▶ [RECORD LIST]:

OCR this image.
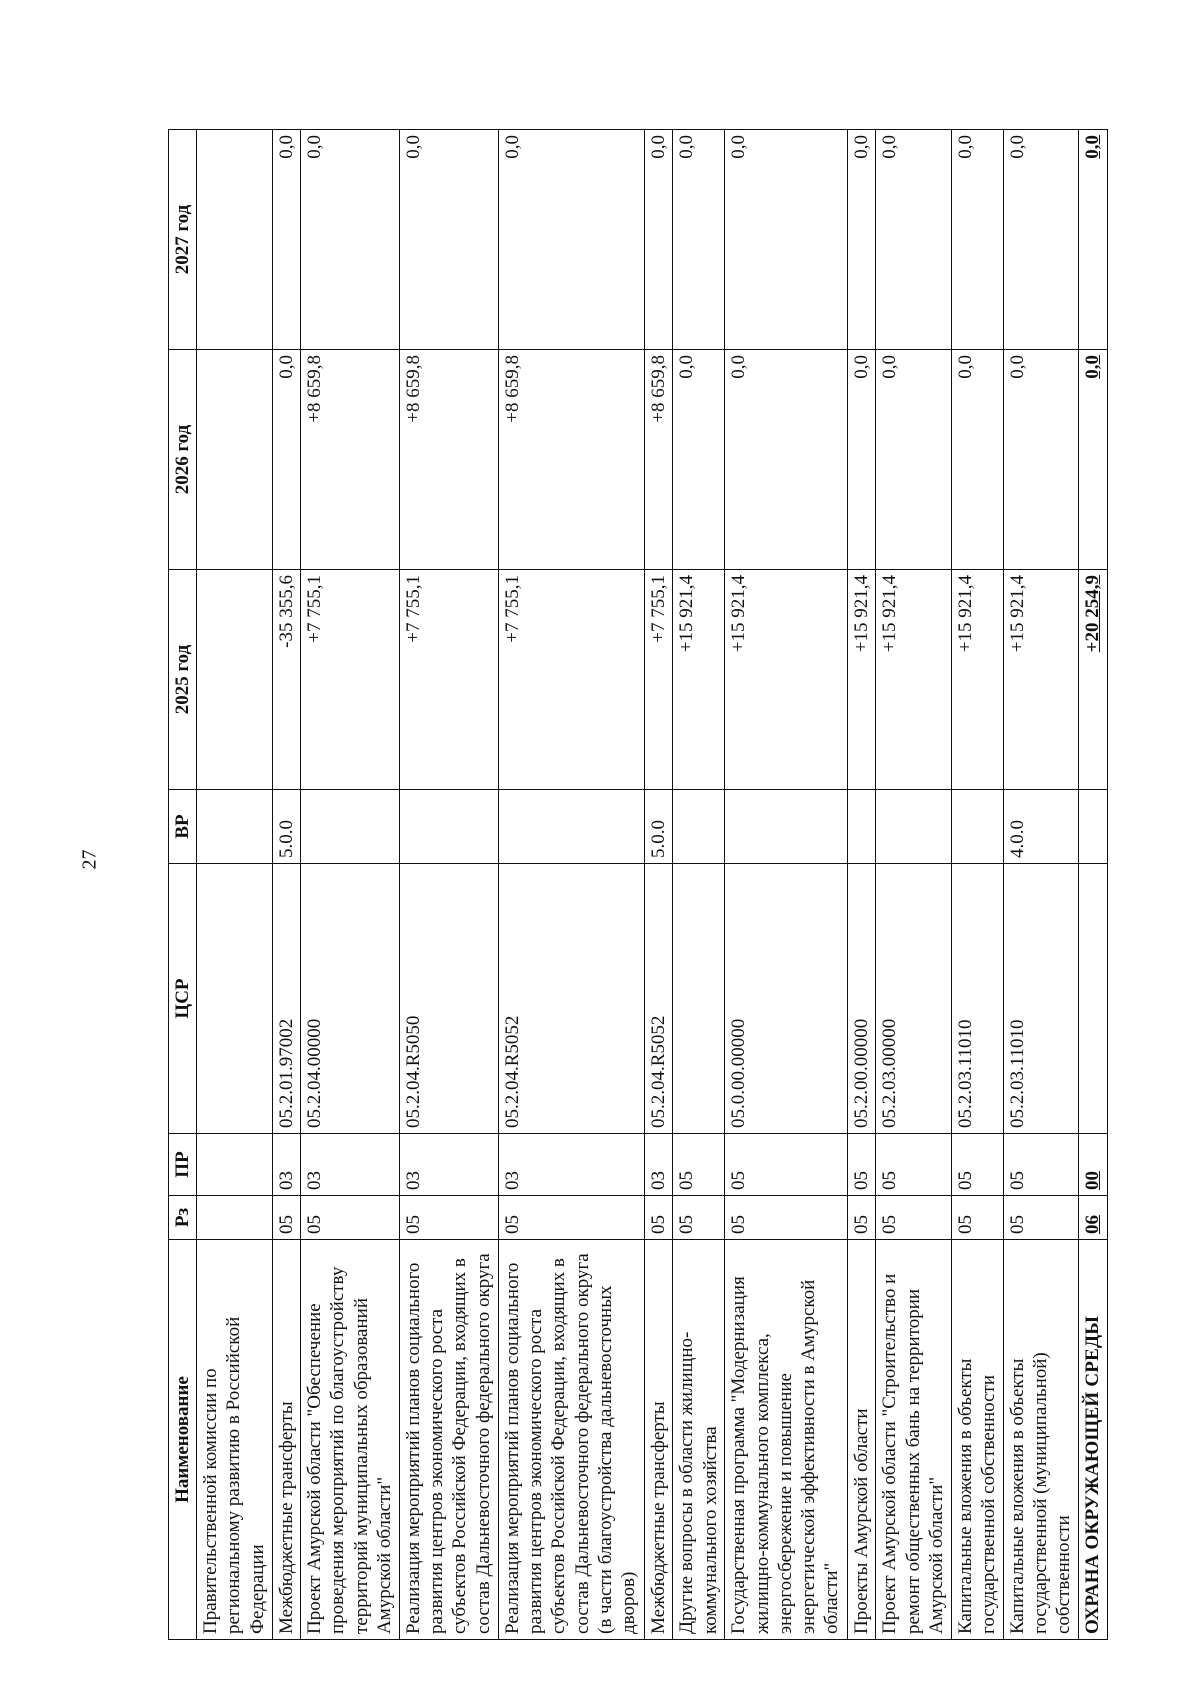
27
Наименование	Рз	ПР	ЦСР	ВР	2025 год	2026 год	2027 год
Правительственной комиссии по региональному развитию в Российской Федерации							
Межбюджетные трансферты	05	03	05.2.01.97002	5.0.0	-35 355,6	0,0	0,0
Проект Амурской области "Обеспечение проведения мероприятий по благоустройству территорий муниципальных образований Амурской области"	05	03	05.2.04.00000		+7 755,1	+8 659,8	0,0
Реализация мероприятий планов социального развития центров экономического роста субъектов Российской Федерации, входящих в состав Дальневосточного федерального округа	05	03	05.2.04.R5050		+7 755,1	+8 659,8	0,0
Реализация мероприятий планов социального развития центров экономического роста субъектов Российской Федерации, входящих в состав Дальневосточного федерального округа (в части благоустройства дальневосточных дворов)	05	03	05.2.04.R5052		+7 755,1	+8 659,8	0,0
Межбюджетные трансферты	05	03	05.2.04.R5052	5.0.0	+7 755,1	+8 659,8	0,0
Другие вопросы в области жилищно-коммунального хозяйства	05	05			+15 921,4	0,0	0,0
Государственная программа "Модернизация жилищно-коммунального комплекса, энергосбережение и повышение энергетической эффективности в Амурской области"	05	05	05.0.00.00000		+15 921,4	0,0	0,0
Проекты Амурской области	05	05	05.2.00.00000		+15 921,4	0,0	0,0
Проект Амурской области "Строительство и ремонт общественных бань на территории Амурской области"	05	05	05.2.03.00000		+15 921,4	0,0	0,0
Капитальные вложения в объекты государственной собственности	05	05	05.2.03.11010		+15 921,4	0,0	0,0
Капитальные вложения в объекты государственной (муниципальной) собственности	05	05	05.2.03.11010	4.0.0	+15 921,4	0,0	0,0
ОХРАНА ОКРУЖАЮЩЕЙ СРЕДЫ	06	00			+20 254,9	0,0	0,0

▶ [EXERCISE DESCRIPTION]: Show all lines in the entries above where the word "Межбюджетные" appears.

▶ [TASK RESPONSE]:
Межбюджетные трансферты	05	03	05.2.01.97002	5.0.0	-35 355,6	0,0	0,0
Межбюджетные трансферты	05	03	05.2.04.R5052	5.0.0	+7 755,1	+8 659,8	0,0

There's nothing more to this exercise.